Locate every line below that contains the word "civilizații" and copy it.

#### [Input]
********

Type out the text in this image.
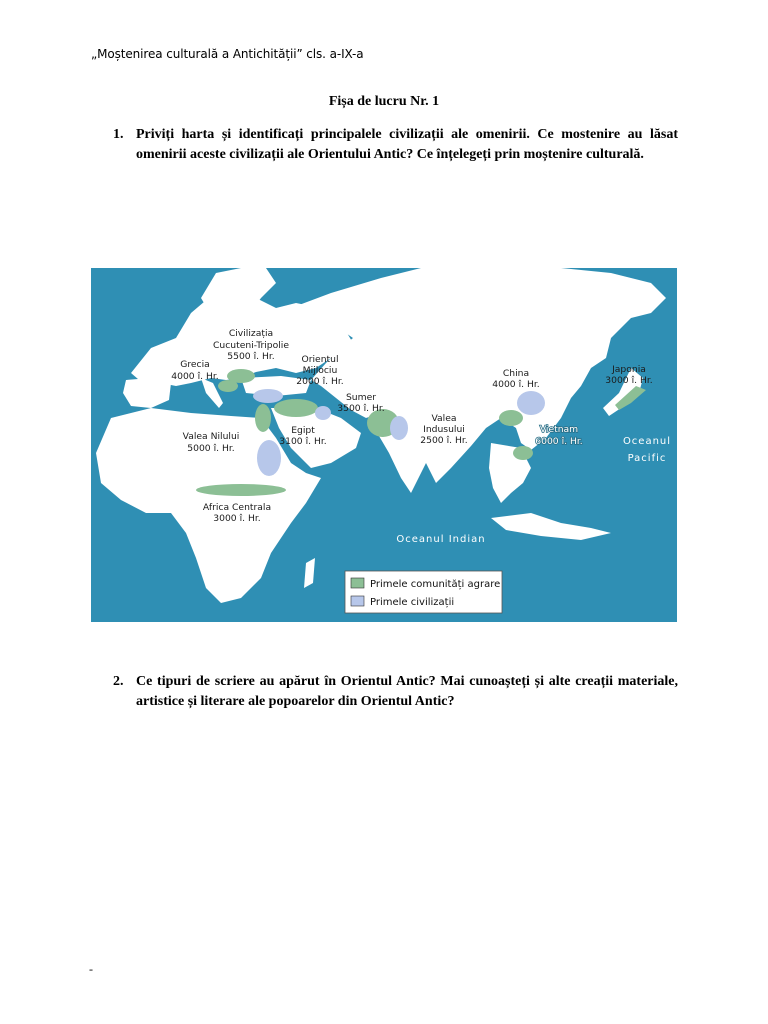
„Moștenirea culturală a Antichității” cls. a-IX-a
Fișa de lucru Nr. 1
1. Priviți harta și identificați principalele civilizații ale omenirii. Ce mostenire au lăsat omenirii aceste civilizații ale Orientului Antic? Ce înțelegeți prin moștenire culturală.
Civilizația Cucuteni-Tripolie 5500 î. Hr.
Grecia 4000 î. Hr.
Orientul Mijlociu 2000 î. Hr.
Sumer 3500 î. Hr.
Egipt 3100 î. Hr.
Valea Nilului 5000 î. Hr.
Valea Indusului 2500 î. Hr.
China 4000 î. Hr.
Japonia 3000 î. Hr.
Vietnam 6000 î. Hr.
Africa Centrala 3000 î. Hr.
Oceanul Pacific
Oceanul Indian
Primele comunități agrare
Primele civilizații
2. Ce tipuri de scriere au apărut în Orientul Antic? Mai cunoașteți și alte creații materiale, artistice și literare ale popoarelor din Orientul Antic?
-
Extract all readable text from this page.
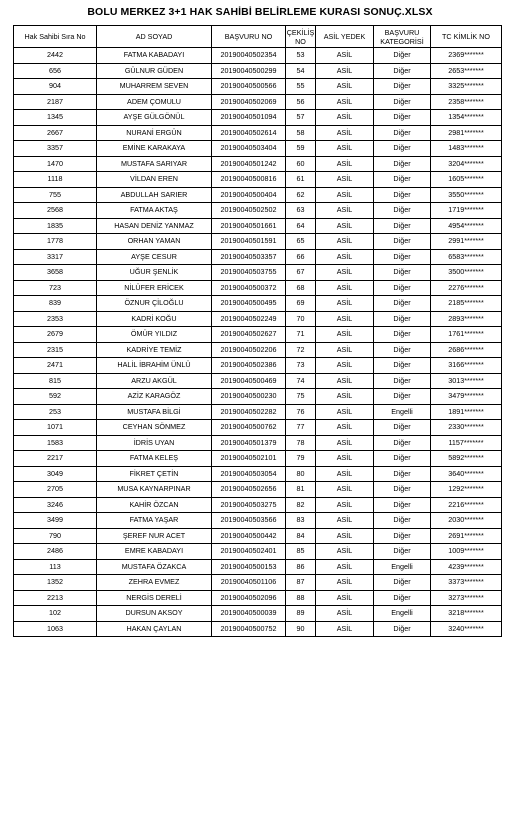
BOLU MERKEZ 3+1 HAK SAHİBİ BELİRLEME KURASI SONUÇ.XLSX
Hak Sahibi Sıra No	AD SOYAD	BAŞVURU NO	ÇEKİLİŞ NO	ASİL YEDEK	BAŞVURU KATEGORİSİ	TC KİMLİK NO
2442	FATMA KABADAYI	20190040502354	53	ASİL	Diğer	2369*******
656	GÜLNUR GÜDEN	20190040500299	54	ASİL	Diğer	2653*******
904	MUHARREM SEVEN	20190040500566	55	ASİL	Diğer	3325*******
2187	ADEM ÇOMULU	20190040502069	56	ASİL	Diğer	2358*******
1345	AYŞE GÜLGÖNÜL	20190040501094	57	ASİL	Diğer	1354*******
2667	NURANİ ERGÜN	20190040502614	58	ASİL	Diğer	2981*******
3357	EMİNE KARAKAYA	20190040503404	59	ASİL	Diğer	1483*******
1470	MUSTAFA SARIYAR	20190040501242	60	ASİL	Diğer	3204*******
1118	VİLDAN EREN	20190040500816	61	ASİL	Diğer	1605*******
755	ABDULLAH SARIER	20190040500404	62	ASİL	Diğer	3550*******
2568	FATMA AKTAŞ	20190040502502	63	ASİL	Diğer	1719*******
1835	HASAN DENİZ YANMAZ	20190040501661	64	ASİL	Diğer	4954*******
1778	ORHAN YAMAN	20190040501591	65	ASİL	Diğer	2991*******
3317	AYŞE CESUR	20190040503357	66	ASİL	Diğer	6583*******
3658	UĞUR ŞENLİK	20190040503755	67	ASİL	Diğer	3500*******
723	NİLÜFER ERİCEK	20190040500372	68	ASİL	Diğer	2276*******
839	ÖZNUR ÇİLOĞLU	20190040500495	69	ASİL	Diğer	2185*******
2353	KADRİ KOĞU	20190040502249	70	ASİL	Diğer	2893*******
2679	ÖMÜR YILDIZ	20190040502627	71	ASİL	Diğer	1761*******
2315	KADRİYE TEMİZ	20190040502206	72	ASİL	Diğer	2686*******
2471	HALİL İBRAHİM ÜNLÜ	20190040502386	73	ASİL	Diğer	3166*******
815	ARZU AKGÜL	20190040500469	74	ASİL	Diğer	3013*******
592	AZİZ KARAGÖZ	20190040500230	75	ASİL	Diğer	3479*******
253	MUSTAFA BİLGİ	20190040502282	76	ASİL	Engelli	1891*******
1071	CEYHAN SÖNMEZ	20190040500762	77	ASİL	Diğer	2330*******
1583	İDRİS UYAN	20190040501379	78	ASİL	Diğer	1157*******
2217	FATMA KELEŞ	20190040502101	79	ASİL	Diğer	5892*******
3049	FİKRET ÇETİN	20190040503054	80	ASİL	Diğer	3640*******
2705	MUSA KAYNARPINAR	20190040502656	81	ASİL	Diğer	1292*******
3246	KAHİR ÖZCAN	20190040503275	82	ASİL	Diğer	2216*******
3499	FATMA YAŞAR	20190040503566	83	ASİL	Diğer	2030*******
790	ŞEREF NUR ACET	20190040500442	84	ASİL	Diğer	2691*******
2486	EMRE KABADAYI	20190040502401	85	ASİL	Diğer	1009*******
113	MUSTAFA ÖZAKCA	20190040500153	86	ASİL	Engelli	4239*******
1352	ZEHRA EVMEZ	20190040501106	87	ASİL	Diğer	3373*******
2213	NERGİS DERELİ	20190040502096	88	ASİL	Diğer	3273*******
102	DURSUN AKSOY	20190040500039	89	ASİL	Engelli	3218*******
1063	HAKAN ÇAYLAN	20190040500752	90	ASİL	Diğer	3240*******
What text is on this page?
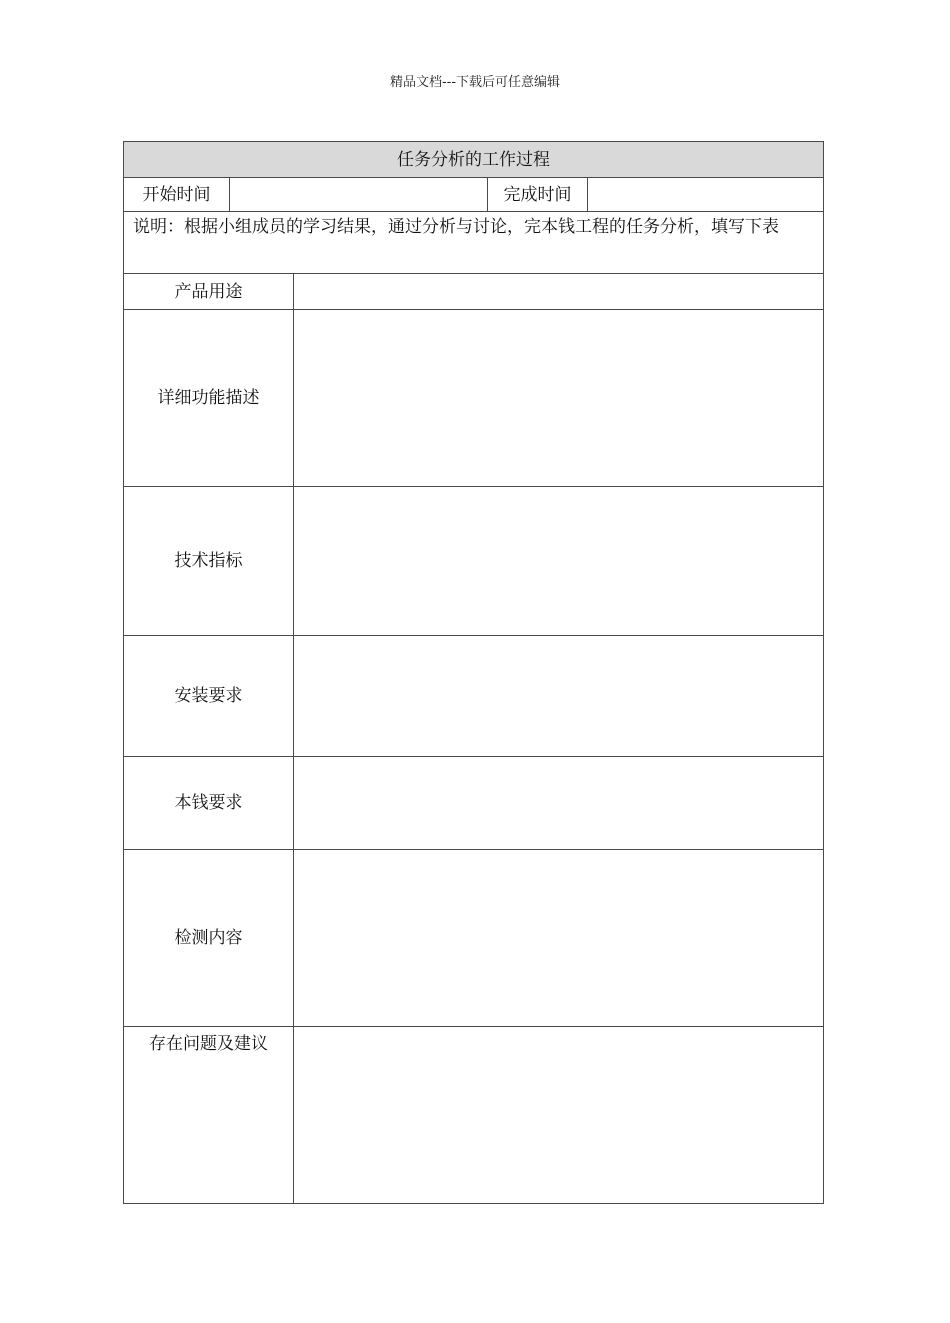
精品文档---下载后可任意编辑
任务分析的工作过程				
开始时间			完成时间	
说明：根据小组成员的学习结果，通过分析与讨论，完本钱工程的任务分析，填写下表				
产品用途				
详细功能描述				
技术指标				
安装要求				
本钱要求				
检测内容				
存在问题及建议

********

#### [Solution]
1. Priviți harta și identificați principalele civilizații ale omenirii. Ce mostenire au lăsat omenirii aceste civilizații ale Orientului Antic? Ce înțelegeți prin moștenire culturală.
Primele civilizații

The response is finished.